Supplied material:
◆ ◆ ◆
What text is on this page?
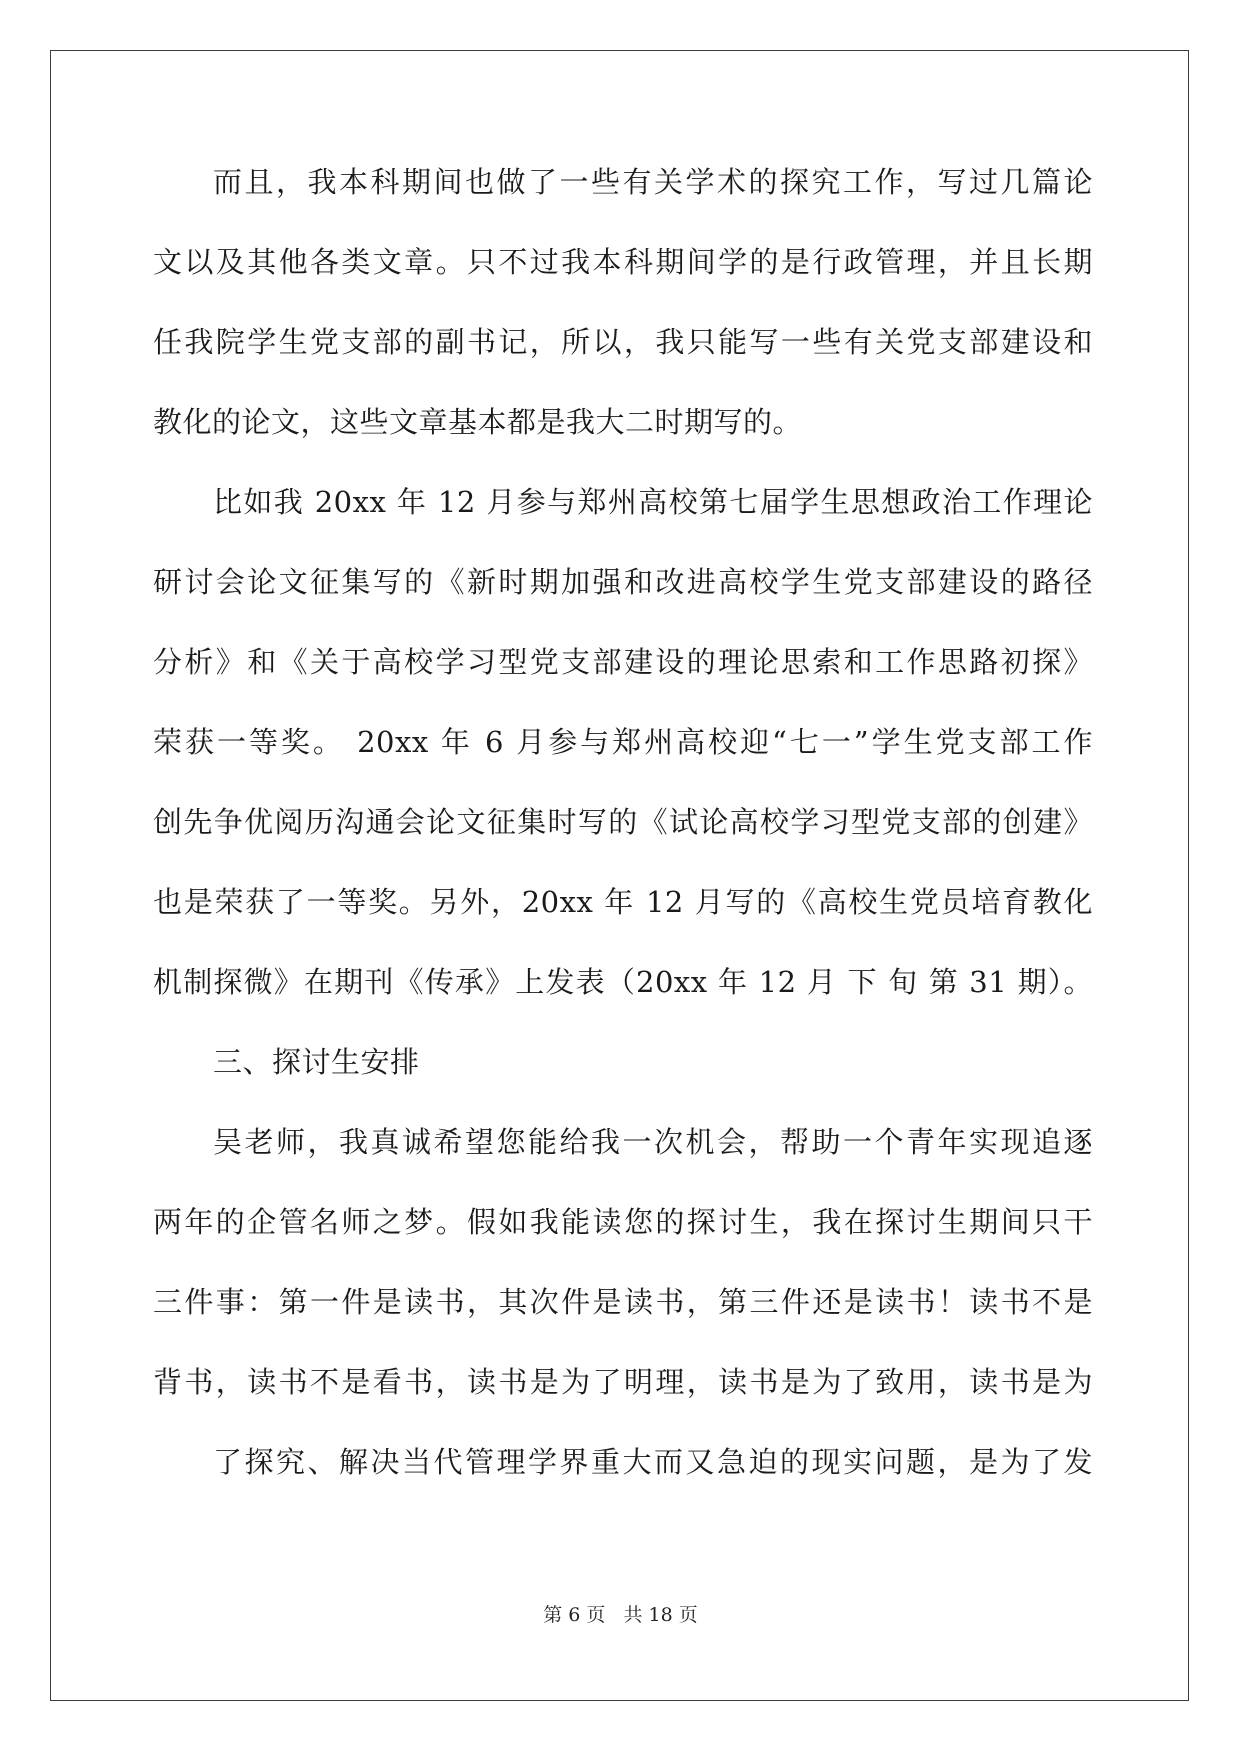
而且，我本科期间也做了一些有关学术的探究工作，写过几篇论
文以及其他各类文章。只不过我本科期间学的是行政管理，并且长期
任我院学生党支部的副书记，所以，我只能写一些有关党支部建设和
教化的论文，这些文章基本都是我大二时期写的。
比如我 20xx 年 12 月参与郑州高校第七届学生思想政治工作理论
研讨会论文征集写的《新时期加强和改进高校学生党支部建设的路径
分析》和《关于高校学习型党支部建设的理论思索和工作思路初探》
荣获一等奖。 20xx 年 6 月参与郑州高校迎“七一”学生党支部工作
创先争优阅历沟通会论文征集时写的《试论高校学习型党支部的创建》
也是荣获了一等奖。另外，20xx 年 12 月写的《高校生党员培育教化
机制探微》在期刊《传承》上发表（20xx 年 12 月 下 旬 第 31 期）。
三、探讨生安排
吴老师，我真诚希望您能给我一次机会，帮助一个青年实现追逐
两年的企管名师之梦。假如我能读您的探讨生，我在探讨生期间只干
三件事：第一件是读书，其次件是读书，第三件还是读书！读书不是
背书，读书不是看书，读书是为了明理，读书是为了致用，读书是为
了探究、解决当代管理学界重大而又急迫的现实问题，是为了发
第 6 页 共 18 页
◆ ◆ ◆
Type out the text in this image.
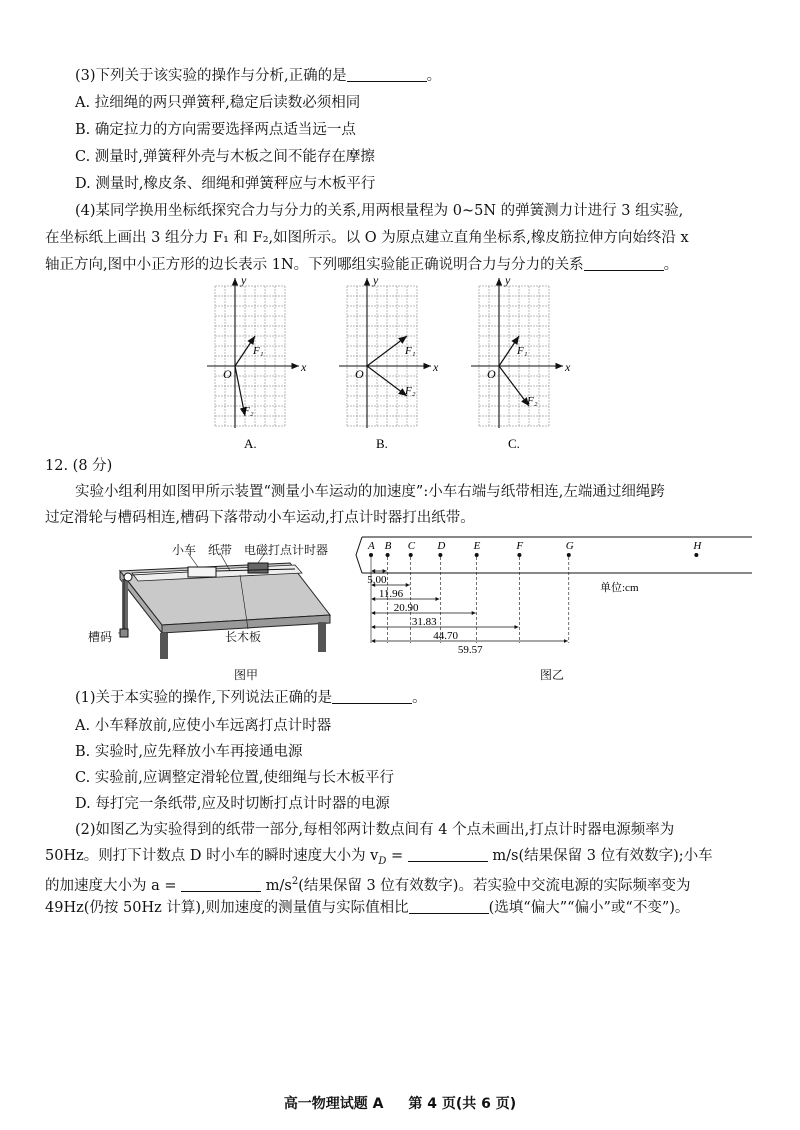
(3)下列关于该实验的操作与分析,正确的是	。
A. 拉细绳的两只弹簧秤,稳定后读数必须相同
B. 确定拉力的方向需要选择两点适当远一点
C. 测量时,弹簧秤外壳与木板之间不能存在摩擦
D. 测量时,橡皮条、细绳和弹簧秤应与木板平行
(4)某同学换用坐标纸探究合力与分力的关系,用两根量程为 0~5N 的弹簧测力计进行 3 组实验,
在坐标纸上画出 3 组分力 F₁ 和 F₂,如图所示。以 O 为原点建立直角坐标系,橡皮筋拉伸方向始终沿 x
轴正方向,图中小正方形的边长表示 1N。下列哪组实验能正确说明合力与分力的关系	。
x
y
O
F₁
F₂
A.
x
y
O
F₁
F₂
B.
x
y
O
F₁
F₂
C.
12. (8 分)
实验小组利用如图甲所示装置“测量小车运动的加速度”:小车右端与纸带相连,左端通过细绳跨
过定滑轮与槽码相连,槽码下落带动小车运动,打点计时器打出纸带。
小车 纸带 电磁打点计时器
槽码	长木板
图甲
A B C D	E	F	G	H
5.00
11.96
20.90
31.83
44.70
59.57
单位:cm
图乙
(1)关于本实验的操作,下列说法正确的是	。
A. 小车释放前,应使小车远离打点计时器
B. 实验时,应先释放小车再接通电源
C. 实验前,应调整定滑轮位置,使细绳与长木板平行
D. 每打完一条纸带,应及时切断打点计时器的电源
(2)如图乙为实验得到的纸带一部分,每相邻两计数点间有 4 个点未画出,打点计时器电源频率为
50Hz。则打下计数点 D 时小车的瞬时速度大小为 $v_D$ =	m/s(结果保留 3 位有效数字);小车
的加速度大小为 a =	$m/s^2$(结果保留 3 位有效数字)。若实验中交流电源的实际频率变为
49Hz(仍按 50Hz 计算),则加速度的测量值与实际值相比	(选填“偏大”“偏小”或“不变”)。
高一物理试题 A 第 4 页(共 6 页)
◆ ◆ ◆
Problem to solve: Copy every line of the entries above in which "text" occurs.

Finished exercise:
What text is on this page?
Type out the text in this image.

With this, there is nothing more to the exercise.